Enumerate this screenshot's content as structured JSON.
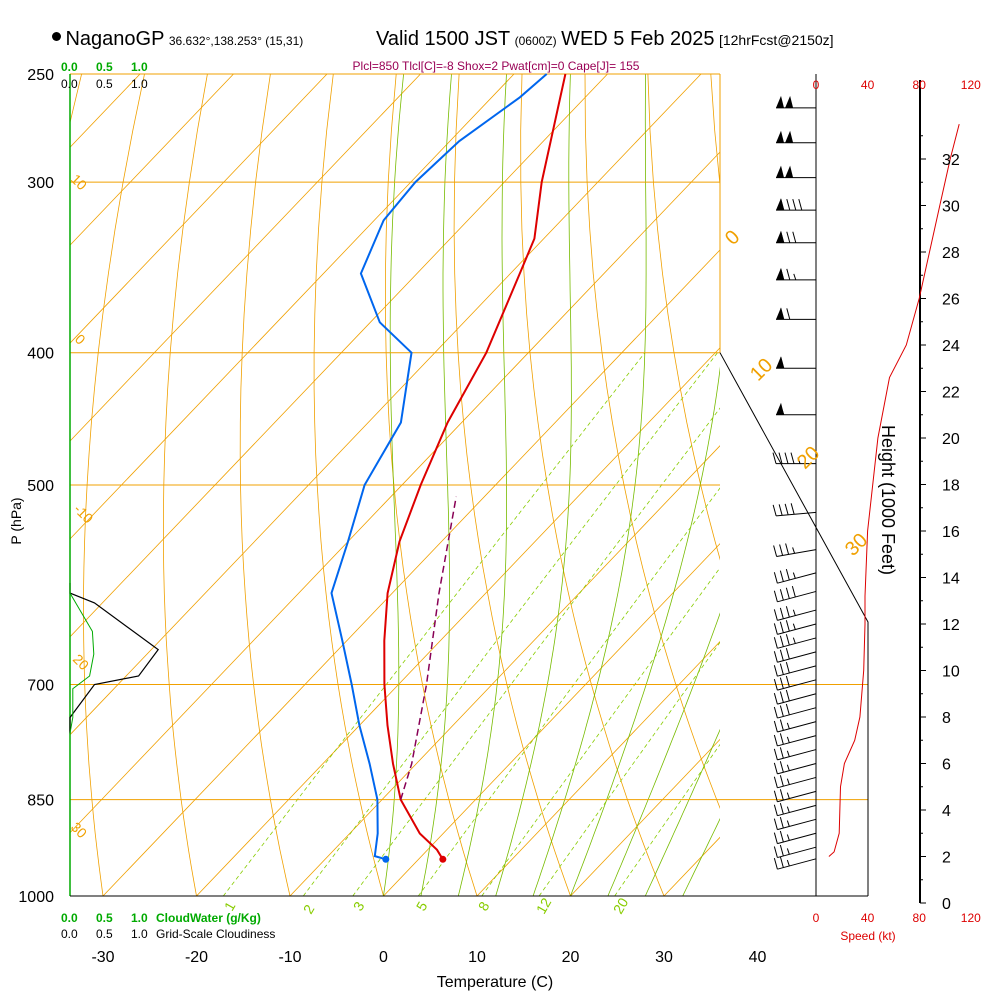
{
  "header": {
    "station": "NaganoGP",
    "location": "36.632°,138.253° (15,31)",
    "valid_prefix": "Valid 1500 JST",
    "valid_utc": "(0600Z)",
    "valid_date": "WED 5 Feb 2025",
    "forecast": "[12hrFcst@2150z]",
    "params": "Plcl=850 Tlcl[C]=-8 Shox=2 Pwat[cm]=0 Cape[J]= 155"
  },
  "labels": {
    "pressure_axis": "P (hPa)",
    "temperature_axis": "Temperature (C)",
    "height_axis": "Height (1000 Feet)",
    "speed_axis": "Speed (kt)",
    "cloudwater_axis": "CloudWater (g/Kg)",
    "cloudiness_axis": "Grid-Scale Cloudiness"
  },
  "colors": {
    "temperature": "#dd0000",
    "dewpoint": "#0066ee",
    "parcel": "#880055",
    "isobar": "#f0a000",
    "isotherm": "#f0a000",
    "dry_adiabat": "#f0a000",
    "moist_adiabat": "#77bb00",
    "mixing_ratio": "#88cc00",
    "cloudwater": "#00aa00",
    "speed": "#dd0000",
    "params": "#990055"
  },
  "chart_data": {
    "type": "skew-t",
    "pressure_levels": [
      "250",
      "300",
      "400",
      "500",
      "700",
      "850",
      "1000"
    ],
    "temperature_ticks": [
      "-30",
      "-20",
      "-10",
      "0",
      "10",
      "20",
      "30",
      "40"
    ],
    "height_ticks": [
      "0",
      "2",
      "4",
      "6",
      "8",
      "10",
      "12",
      "14",
      "16",
      "18",
      "20",
      "22",
      "24",
      "26",
      "28",
      "30",
      "32"
    ],
    "speed_ticks": [
      "0",
      "40",
      "80",
      "120"
    ],
    "cloud_ticks_top": [
      "0.0",
      "0.5",
      "1.0"
    ],
    "cloudiness_ticks": [
      "0.0",
      "0.5",
      "1.0"
    ],
    "temperature_profile": {
      "pressure": [
        940,
        925,
        900,
        850,
        800,
        750,
        700,
        650,
        600,
        550,
        500,
        450,
        400,
        350,
        330,
        300,
        250
      ],
      "temperature": [
        2.6,
        1.0,
        -2.5,
        -8.0,
        -12.5,
        -17.0,
        -21.5,
        -26.0,
        -30.5,
        -34.5,
        -38.0,
        -41.5,
        -44.5,
        -49.0,
        -51.0,
        -56.0,
        -64.5
      ]
    },
    "dewpoint_profile": {
      "pressure": [
        940,
        935,
        900,
        850,
        800,
        750,
        700,
        650,
        600,
        550,
        500,
        450,
        400,
        380,
        350,
        320,
        300,
        280,
        260,
        250
      ],
      "dewpoint": [
        -3.5,
        -5.0,
        -7.0,
        -10.5,
        -15.0,
        -20.0,
        -25.0,
        -30.5,
        -36.5,
        -40.0,
        -44.0,
        -46.5,
        -52.5,
        -59.0,
        -66.0,
        -69.0,
        -69.5,
        -69.0,
        -67.0,
        -66.5
      ]
    },
    "parcel_profile": {
      "pressure": [
        850,
        800,
        700,
        600,
        510
      ],
      "temperature": [
        -8.0,
        -10.5,
        -17.0,
        -25.0,
        -33.0
      ]
    },
    "cloudwater_profile": {
      "pressure": [
        590,
        600,
        610,
        660,
        690,
        700,
        740,
        760
      ],
      "value": [
        0.0,
        0.0,
        0.05,
        0.18,
        0.14,
        0.05,
        0.0,
        0.0
      ]
    },
    "cloudiness_profile": {
      "pressure": [
        590,
        600,
        640,
        665,
        690,
        705,
        740,
        760
      ],
      "value": [
        0.0,
        0.0,
        0.8,
        0.85,
        0.7,
        0.1,
        0.1,
        0.0
      ]
    },
    "wind_speed_profile": {
      "height_kft": [
        2,
        2.2,
        3,
        5,
        6,
        7,
        8,
        10,
        12,
        13.2,
        16,
        20,
        22.6,
        24,
        26,
        28,
        30,
        32,
        33.5
      ],
      "speed_kt": [
        10,
        14,
        18,
        19,
        22,
        30,
        34,
        37,
        38,
        38,
        40,
        48,
        57,
        70,
        80,
        88,
        96,
        104,
        111
      ]
    },
    "wind_barbs": [
      {
        "height_kft": 1.9,
        "speed_kt": 25,
        "direction_deg": 285
      },
      {
        "height_kft": 2.4,
        "speed_kt": 25,
        "direction_deg": 285
      },
      {
        "height_kft": 3.0,
        "speed_kt": 25,
        "direction_deg": 285
      },
      {
        "height_kft": 3.6,
        "speed_kt": 25,
        "direction_deg": 285
      },
      {
        "height_kft": 4.2,
        "speed_kt": 25,
        "direction_deg": 285
      },
      {
        "height_kft": 4.8,
        "speed_kt": 25,
        "direction_deg": 285
      },
      {
        "height_kft": 5.4,
        "speed_kt": 25,
        "direction_deg": 285
      },
      {
        "height_kft": 6.0,
        "speed_kt": 25,
        "direction_deg": 285
      },
      {
        "height_kft": 6.6,
        "speed_kt": 25,
        "direction_deg": 285
      },
      {
        "height_kft": 7.2,
        "speed_kt": 25,
        "direction_deg": 285
      },
      {
        "height_kft": 7.8,
        "speed_kt": 25,
        "direction_deg": 285
      },
      {
        "height_kft": 8.4,
        "speed_kt": 30,
        "direction_deg": 285
      },
      {
        "height_kft": 9.0,
        "speed_kt": 30,
        "direction_deg": 285
      },
      {
        "height_kft": 9.6,
        "speed_kt": 30,
        "direction_deg": 285
      },
      {
        "height_kft": 10.2,
        "speed_kt": 30,
        "direction_deg": 285
      },
      {
        "height_kft": 10.8,
        "speed_kt": 30,
        "direction_deg": 285
      },
      {
        "height_kft": 11.4,
        "speed_kt": 35,
        "direction_deg": 285
      },
      {
        "height_kft": 12.0,
        "speed_kt": 35,
        "direction_deg": 285
      },
      {
        "height_kft": 12.6,
        "speed_kt": 35,
        "direction_deg": 285
      },
      {
        "height_kft": 13.4,
        "speed_kt": 40,
        "direction_deg": 285
      },
      {
        "height_kft": 14.2,
        "speed_kt": 35,
        "direction_deg": 285
      },
      {
        "height_kft": 15.2,
        "speed_kt": 35,
        "direction_deg": 280
      },
      {
        "height_kft": 16.8,
        "speed_kt": 40,
        "direction_deg": 275
      },
      {
        "height_kft": 18.9,
        "speed_kt": 45,
        "direction_deg": 270
      },
      {
        "height_kft": 21.0,
        "speed_kt": 55,
        "direction_deg": 270
      },
      {
        "height_kft": 23.0,
        "speed_kt": 60,
        "direction_deg": 270
      },
      {
        "height_kft": 25.1,
        "speed_kt": 70,
        "direction_deg": 270
      },
      {
        "height_kft": 26.8,
        "speed_kt": 75,
        "direction_deg": 270
      },
      {
        "height_kft": 28.4,
        "speed_kt": 80,
        "direction_deg": 270
      },
      {
        "height_kft": 29.8,
        "speed_kt": 90,
        "direction_deg": 270
      },
      {
        "height_kft": 31.2,
        "speed_kt": 100,
        "direction_deg": 270
      },
      {
        "height_kft": 32.7,
        "speed_kt": 105,
        "direction_deg": 270
      },
      {
        "height_kft": 34.2,
        "speed_kt": 105,
        "direction_deg": 270
      }
    ],
    "isotherm_labels": [
      "0",
      "10",
      "20",
      "30"
    ],
    "dry_adiabat_labels": [
      "-10",
      "0",
      "10",
      "20",
      "30"
    ],
    "mixing_ratio_labels": [
      "1",
      "2",
      "3",
      "5",
      "8",
      "12",
      "20"
    ],
    "surface_markers": {
      "temperature": 2.6,
      "dewpoint": -3.5,
      "pressure": 940
    }
  }
}
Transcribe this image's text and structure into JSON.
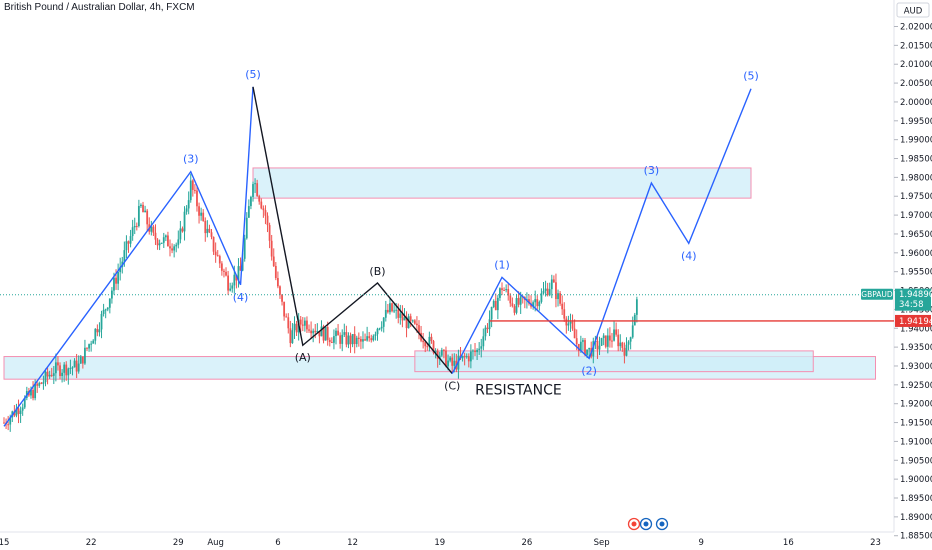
{
  "chart_data": {
    "type": "candlestick",
    "title": "British Pound / Australian Dollar, 4h, FXCM",
    "currency": "AUD",
    "symbol": "GBPAUD",
    "last_price": "1.94890",
    "countdown": "34:58",
    "line_price": "1.94194",
    "annotation": "RESISTANCE",
    "ylim": [
      1.885,
      2.025
    ],
    "y_ticks": [
      "2.02000",
      "2.01500",
      "2.01000",
      "2.00500",
      "2.00000",
      "1.99500",
      "1.99000",
      "1.98500",
      "1.98000",
      "1.97500",
      "1.97000",
      "1.96500",
      "1.96000",
      "1.95500",
      "1.95000",
      "1.94500",
      "1.94000",
      "1.93500",
      "1.93000",
      "1.92500",
      "1.92000",
      "1.91500",
      "1.91000",
      "1.90500",
      "1.90000",
      "1.89500",
      "1.89000",
      "1.88500"
    ],
    "x_ticks": [
      "15",
      "22",
      "29",
      "Aug",
      "6",
      "12",
      "19",
      "26",
      "Sep",
      "9",
      "16",
      "23"
    ],
    "colors": {
      "up": "#26a69a",
      "down": "#ef5350",
      "wave": "#2962ff",
      "zone_fill": "#cdeef8",
      "zone_border": "#f48fb1",
      "line": "#e53935"
    },
    "zones": [
      {
        "from": "Aug 4",
        "to": "Sep 13",
        "low": 1.9745,
        "high": 1.9825
      },
      {
        "from": "Jul 15",
        "to": "Sep 23",
        "low": 1.9265,
        "high": 1.9325
      },
      {
        "from": "Aug 17",
        "to": "Sep 18",
        "low": 1.9285,
        "high": 1.934
      }
    ],
    "primary_waves": [
      {
        "label": "(3)",
        "date": "Jul 30",
        "price": 1.9815
      },
      {
        "label": "(4)",
        "date": "Aug 3",
        "price": 1.9515
      },
      {
        "label": "(5)",
        "date": "Aug 4",
        "price": 2.004
      }
    ],
    "correction_waves": [
      {
        "label": "(A)",
        "date": "Aug 8",
        "price": 1.9355
      },
      {
        "label": "(B)",
        "date": "Aug 14",
        "price": 1.952
      },
      {
        "label": "(C)",
        "date": "Aug 20",
        "price": 1.928
      }
    ],
    "new_waves": [
      {
        "label": "(1)",
        "date": "Aug 24",
        "price": 1.9535
      },
      {
        "label": "(2)",
        "date": "Aug 31",
        "price": 1.932
      },
      {
        "label": "(3)",
        "date": "Sep 5",
        "price": 1.9785
      },
      {
        "label": "(4)",
        "date": "Sep 8",
        "price": 1.9625
      },
      {
        "label": "(5)",
        "date": "Sep 13",
        "price": 2.0035
      }
    ]
  }
}
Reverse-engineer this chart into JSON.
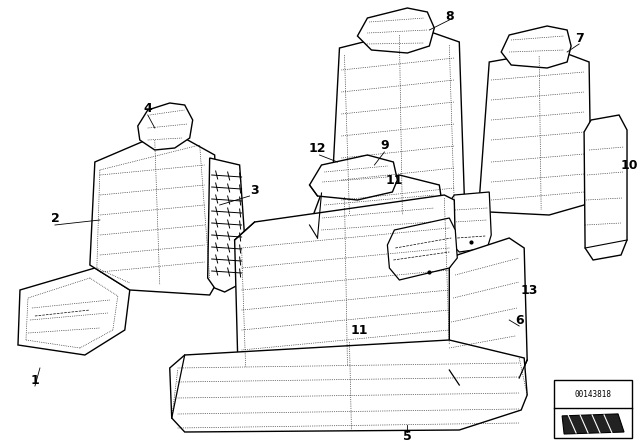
{
  "background_color": "#ffffff",
  "line_color": "#000000",
  "part_number": "00143818",
  "figsize": [
    6.4,
    4.48
  ],
  "dpi": 100,
  "label_fontsize": 9,
  "label_bold": true
}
◇ ◇ ◇ ◇ ◇
Go to the line containing "Reverse-engineer this chart into JSON.", then write out word for word every line from there to the end of the listing. Keep both end lines and drop the pictures.

Reverse-engineer this chart into JSON.
{
  "background_color": "#ffffff",
  "line_color": "#000000",
  "part_number": "00143818",
  "figsize": [
    6.4,
    4.48
  ],
  "dpi": 100,
  "label_fontsize": 9,
  "label_bold": true
}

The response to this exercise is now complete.